**RECORDS SUPPLIED**:
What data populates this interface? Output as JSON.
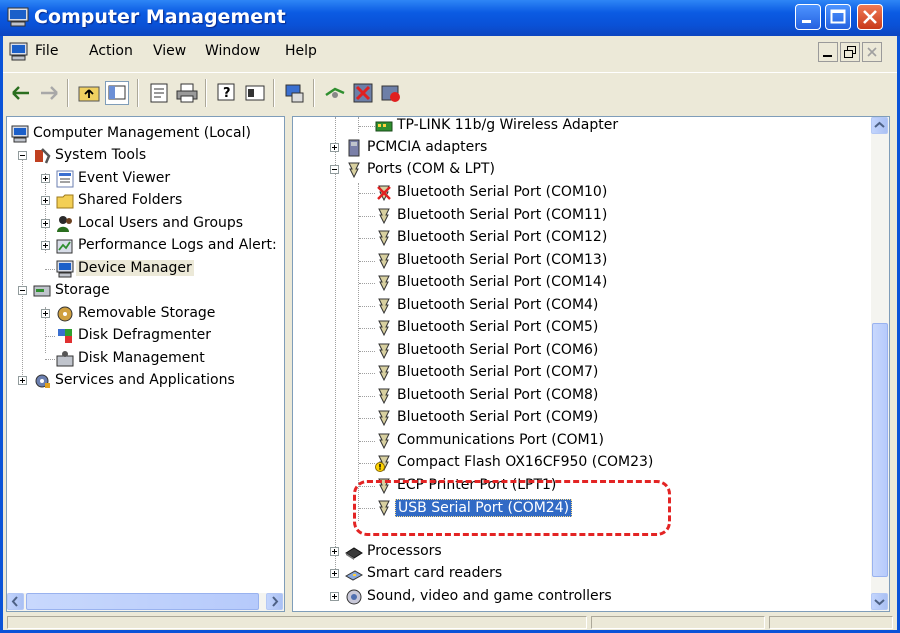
{
  "window": {
    "title": "Computer Management"
  },
  "menu": {
    "items": [
      "File",
      "Action",
      "View",
      "Window",
      "Help"
    ]
  },
  "toolbar": {
    "buttons": [
      "back-arrow-icon",
      "forward-arrow-icon",
      "up-folder-icon",
      "show-hide-tree-icon",
      "properties-icon",
      "print-icon",
      "help-icon",
      "console-tree-icon",
      "scan-hardware-icon",
      "update-driver-icon",
      "uninstall-icon",
      "disable-icon"
    ]
  },
  "tree": {
    "root": "Computer Management (Local)",
    "system_tools": "System Tools",
    "event_viewer": "Event Viewer",
    "shared_folders": "Shared Folders",
    "local_users": "Local Users and Groups",
    "perf_logs": "Performance Logs and Alert:",
    "device_manager": "Device Manager",
    "storage": "Storage",
    "removable_storage": "Removable Storage",
    "disk_defrag": "Disk Defragmenter",
    "disk_mgmt": "Disk Management",
    "services": "Services and Applications"
  },
  "devices": {
    "tplink": "TP-LINK 11b/g Wireless Adapter",
    "pcmcia": "PCMCIA adapters",
    "ports": "Ports (COM & LPT)",
    "port_items": [
      "Bluetooth Serial Port (COM10)",
      "Bluetooth Serial Port (COM11)",
      "Bluetooth Serial Port (COM12)",
      "Bluetooth Serial Port (COM13)",
      "Bluetooth Serial Port (COM14)",
      "Bluetooth Serial Port (COM4)",
      "Bluetooth Serial Port (COM5)",
      "Bluetooth Serial Port (COM6)",
      "Bluetooth Serial Port (COM7)",
      "Bluetooth Serial Port (COM8)",
      "Bluetooth Serial Port (COM9)",
      "Communications Port (COM1)",
      "Compact Flash OX16CF950 (COM23)",
      "ECP Printer Port (LPT1)",
      "USB Serial Port (COM24)"
    ],
    "processors": "Processors",
    "smart_card": "Smart card readers",
    "sound": "Sound, video and game controllers"
  },
  "colors": {
    "title_bar": "#0a53d8",
    "selection": "#316ac5",
    "highlight": "#e32424"
  }
}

**WRITTEN PROBLEM**:
Copy out the records above in full, exactly as written, but not the pictures.

**RESULT BELOW**:
What data populates this interface? Output as JSON.
{
  "window": {
    "title": "Computer Management"
  },
  "menu": {
    "items": [
      "File",
      "Action",
      "View",
      "Window",
      "Help"
    ]
  },
  "toolbar": {
    "buttons": [
      "back-arrow-icon",
      "forward-arrow-icon",
      "up-folder-icon",
      "show-hide-tree-icon",
      "properties-icon",
      "print-icon",
      "help-icon",
      "console-tree-icon",
      "scan-hardware-icon",
      "update-driver-icon",
      "uninstall-icon",
      "disable-icon"
    ]
  },
  "tree": {
    "root": "Computer Management (Local)",
    "system_tools": "System Tools",
    "event_viewer": "Event Viewer",
    "shared_folders": "Shared Folders",
    "local_users": "Local Users and Groups",
    "perf_logs": "Performance Logs and Alert:",
    "device_manager": "Device Manager",
    "storage": "Storage",
    "removable_storage": "Removable Storage",
    "disk_defrag": "Disk Defragmenter",
    "disk_mgmt": "Disk Management",
    "services": "Services and Applications"
  },
  "devices": {
    "tplink": "TP-LINK 11b/g Wireless Adapter",
    "pcmcia": "PCMCIA adapters",
    "ports": "Ports (COM & LPT)",
    "port_items": [
      "Bluetooth Serial Port (COM10)",
      "Bluetooth Serial Port (COM11)",
      "Bluetooth Serial Port (COM12)",
      "Bluetooth Serial Port (COM13)",
      "Bluetooth Serial Port (COM14)",
      "Bluetooth Serial Port (COM4)",
      "Bluetooth Serial Port (COM5)",
      "Bluetooth Serial Port (COM6)",
      "Bluetooth Serial Port (COM7)",
      "Bluetooth Serial Port (COM8)",
      "Bluetooth Serial Port (COM9)",
      "Communications Port (COM1)",
      "Compact Flash OX16CF950 (COM23)",
      "ECP Printer Port (LPT1)",
      "USB Serial Port (COM24)"
    ],
    "processors": "Processors",
    "smart_card": "Smart card readers",
    "sound": "Sound, video and game controllers"
  },
  "colors": {
    "title_bar": "#0a53d8",
    "selection": "#316ac5",
    "highlight": "#e32424"
  }
}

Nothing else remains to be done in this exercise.